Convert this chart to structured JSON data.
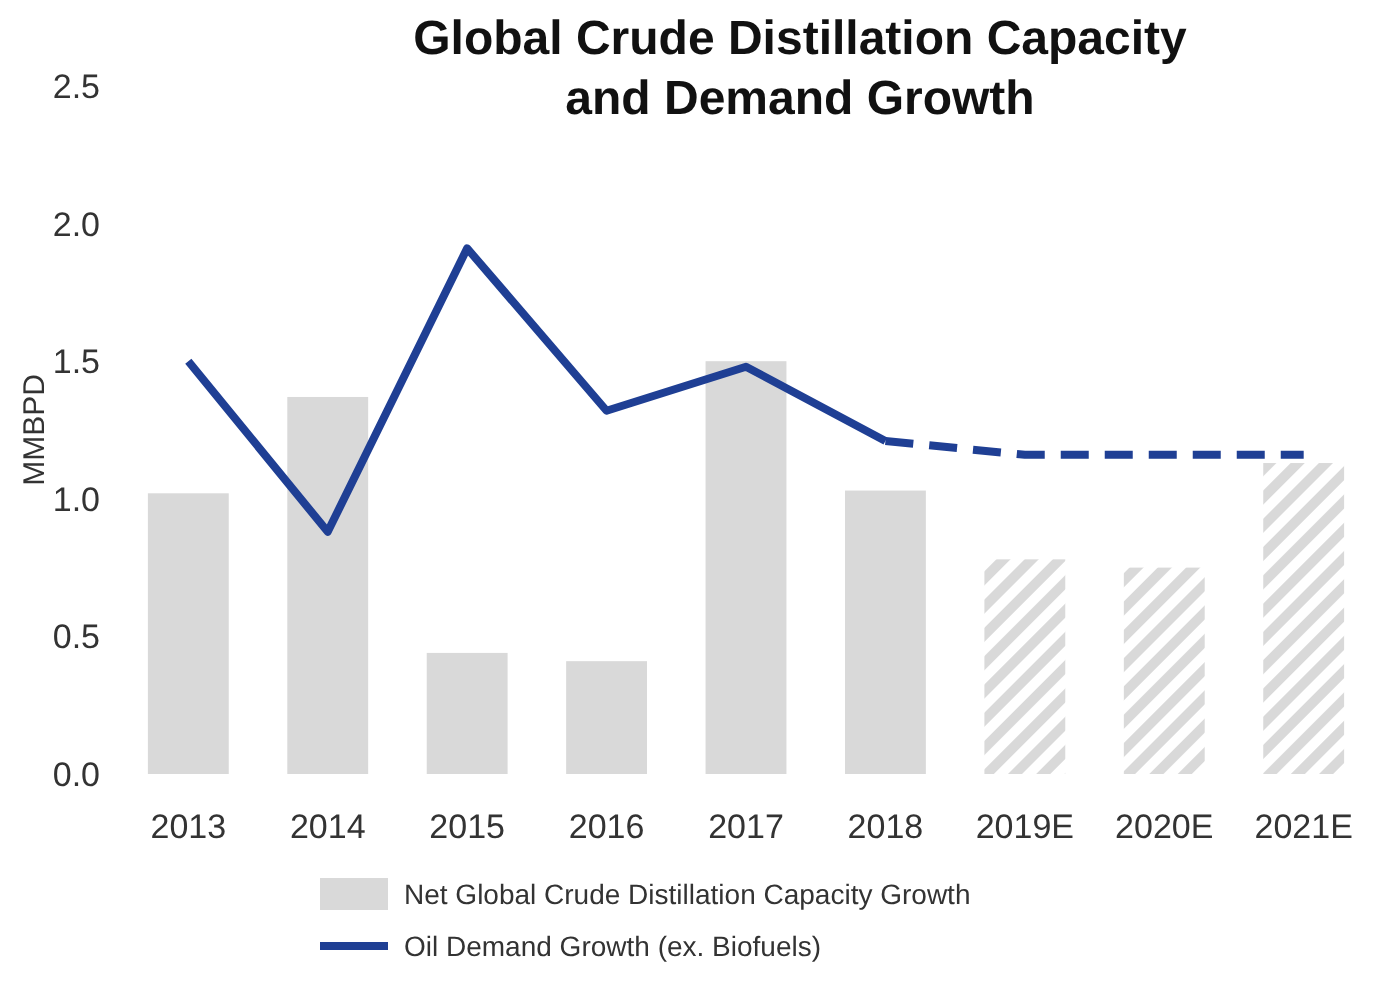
{
  "chart_data": {
    "type": "bar",
    "title": "Global Crude Distillation Capacity\nand Demand Growth",
    "ylabel": "MMBPD",
    "categories": [
      "2013",
      "2014",
      "2015",
      "2016",
      "2017",
      "2018",
      "2019E",
      "2020E",
      "2021E"
    ],
    "series": [
      {
        "name": "Net Global Crude Distillation Capacity Growth",
        "color": "#d9d9d9",
        "values": [
          1.02,
          1.37,
          0.44,
          0.41,
          1.5,
          1.03,
          null,
          null,
          null
        ]
      },
      {
        "color": "#d9d9d9",
        "values": [
          null,
          null,
          null,
          null,
          null,
          null,
          0.78,
          0.75,
          1.13
        ]
      },
      {
        "name": "Oil Demand Growth (ex. Biofuels)",
        "type": "line",
        "color": "#1f3f94",
        "line_style": "solid",
        "values": [
          1.5,
          0.88,
          1.91,
          1.32,
          1.48,
          1.21,
          null,
          null,
          null
        ]
      },
      {
        "type": "line",
        "color": "#1f3f94",
        "line_style": "dashed",
        "values": [
          null,
          null,
          null,
          null,
          null,
          1.21,
          1.16,
          1.16,
          1.16
        ]
      }
    ],
    "ylim": [
      0,
      2.5
    ],
    "yticks": [
      {
        "value": 0,
        "label": "0.0"
      },
      {
        "value": 0.5,
        "label": "0.5"
      },
      {
        "value": 1,
        "label": "1.0"
      },
      {
        "value": 1.5,
        "label": "1.5"
      },
      {
        "value": 2,
        "label": "2.0"
      },
      {
        "value": 2.5,
        "label": "2.5"
      }
    ],
    "grid": false,
    "legend": "bottom"
  }
}
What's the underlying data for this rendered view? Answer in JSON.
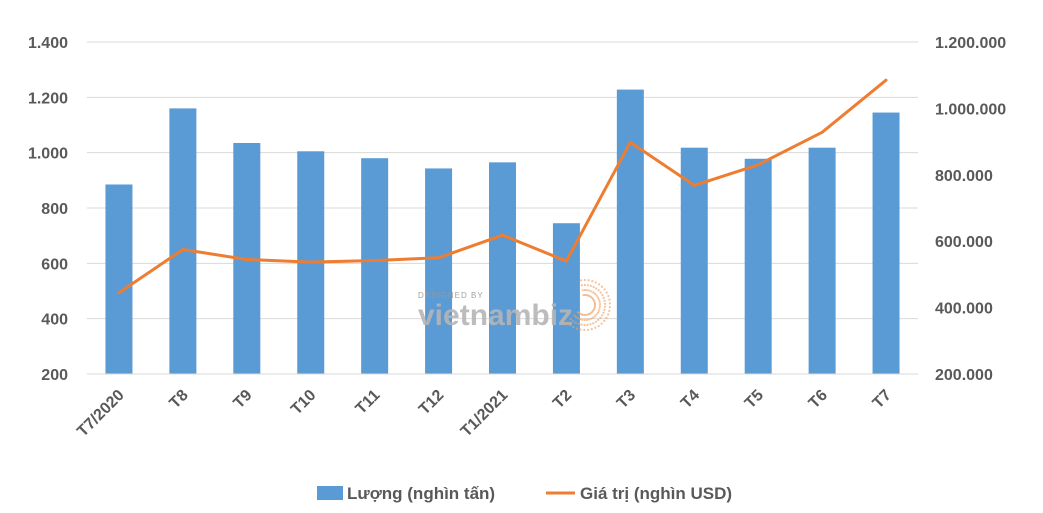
{
  "chart_data": {
    "type": "bar",
    "categories": [
      "T7/2020",
      "T8",
      "T9",
      "T10",
      "T11",
      "T12",
      "T1/2021",
      "T2",
      "T3",
      "T4",
      "T5",
      "T6",
      "T7"
    ],
    "series": [
      {
        "name": "Lượng (nghìn tấn)",
        "type": "bar",
        "axis": "left",
        "color": "#5B9BD5",
        "values": [
          885,
          1160,
          1035,
          1005,
          980,
          943,
          965,
          745,
          1228,
          1018,
          978,
          1018,
          1145
        ]
      },
      {
        "name": "Giá trị (nghìn USD)",
        "type": "line",
        "axis": "right",
        "color": "#ED7D31",
        "values": [
          445000,
          575000,
          545000,
          537000,
          542000,
          550000,
          618000,
          540000,
          898000,
          768000,
          830000,
          928000,
          1085000
        ]
      }
    ],
    "y_left": {
      "ylim": [
        200,
        1400
      ],
      "ticks": [
        200,
        400,
        600,
        800,
        1000,
        1200,
        1400
      ],
      "tick_labels": [
        "200",
        "400",
        "600",
        "800",
        "1.000",
        "1.200",
        "1.400"
      ]
    },
    "y_right": {
      "ylim": [
        200000,
        1200000
      ],
      "ticks": [
        200000,
        400000,
        600000,
        800000,
        1000000,
        1200000
      ],
      "tick_labels": [
        "200.000",
        "400.000",
        "600.000",
        "800.000",
        "1.000.000",
        "1.200.000"
      ]
    },
    "grid": true,
    "legend": "bottom-center",
    "title": "",
    "xlabel": "",
    "ylabel": ""
  },
  "watermark": {
    "small_text": "DESIGNED BY",
    "brand_text": "vietnambiz"
  }
}
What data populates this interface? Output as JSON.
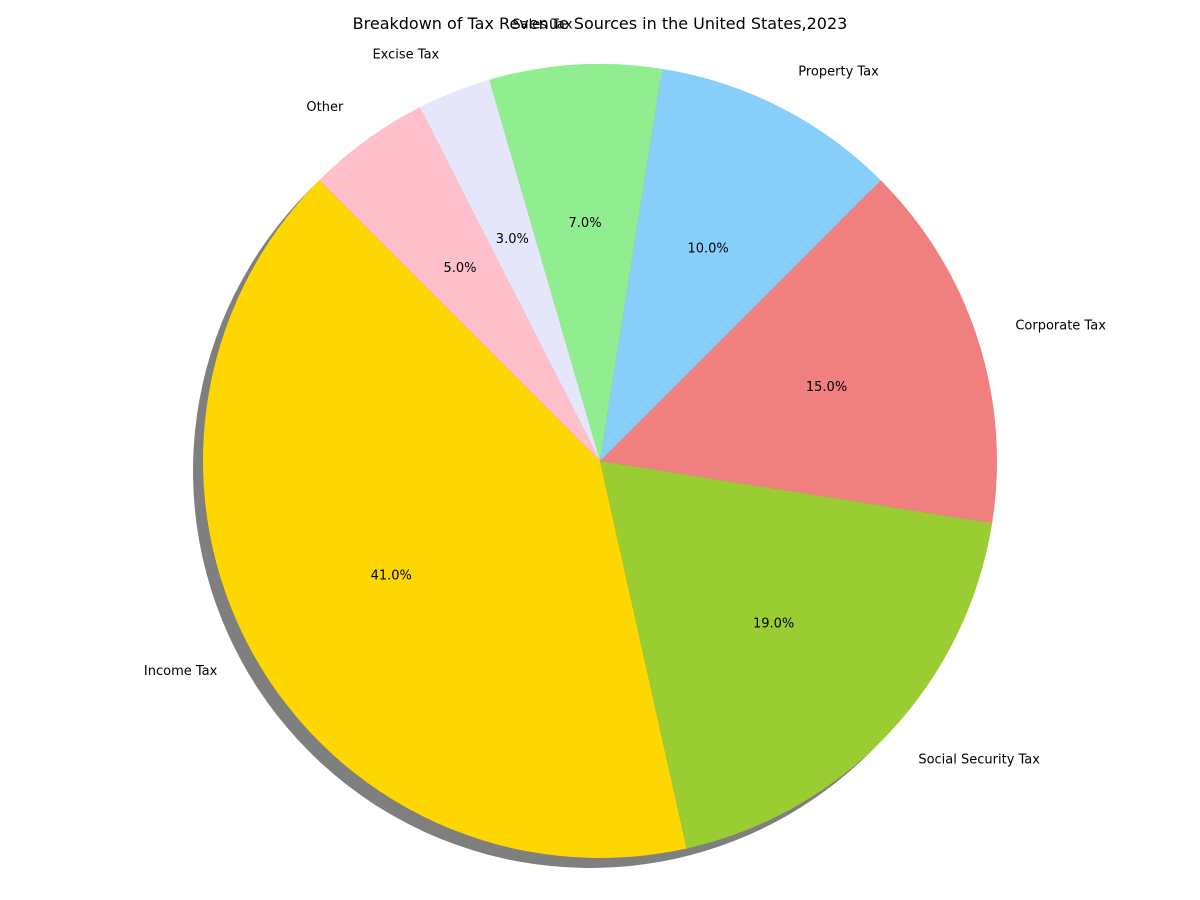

----------

--- Work to do ---
Your answer should be a single number: the count of lines holding the word "Demand".

--- Task result ---
2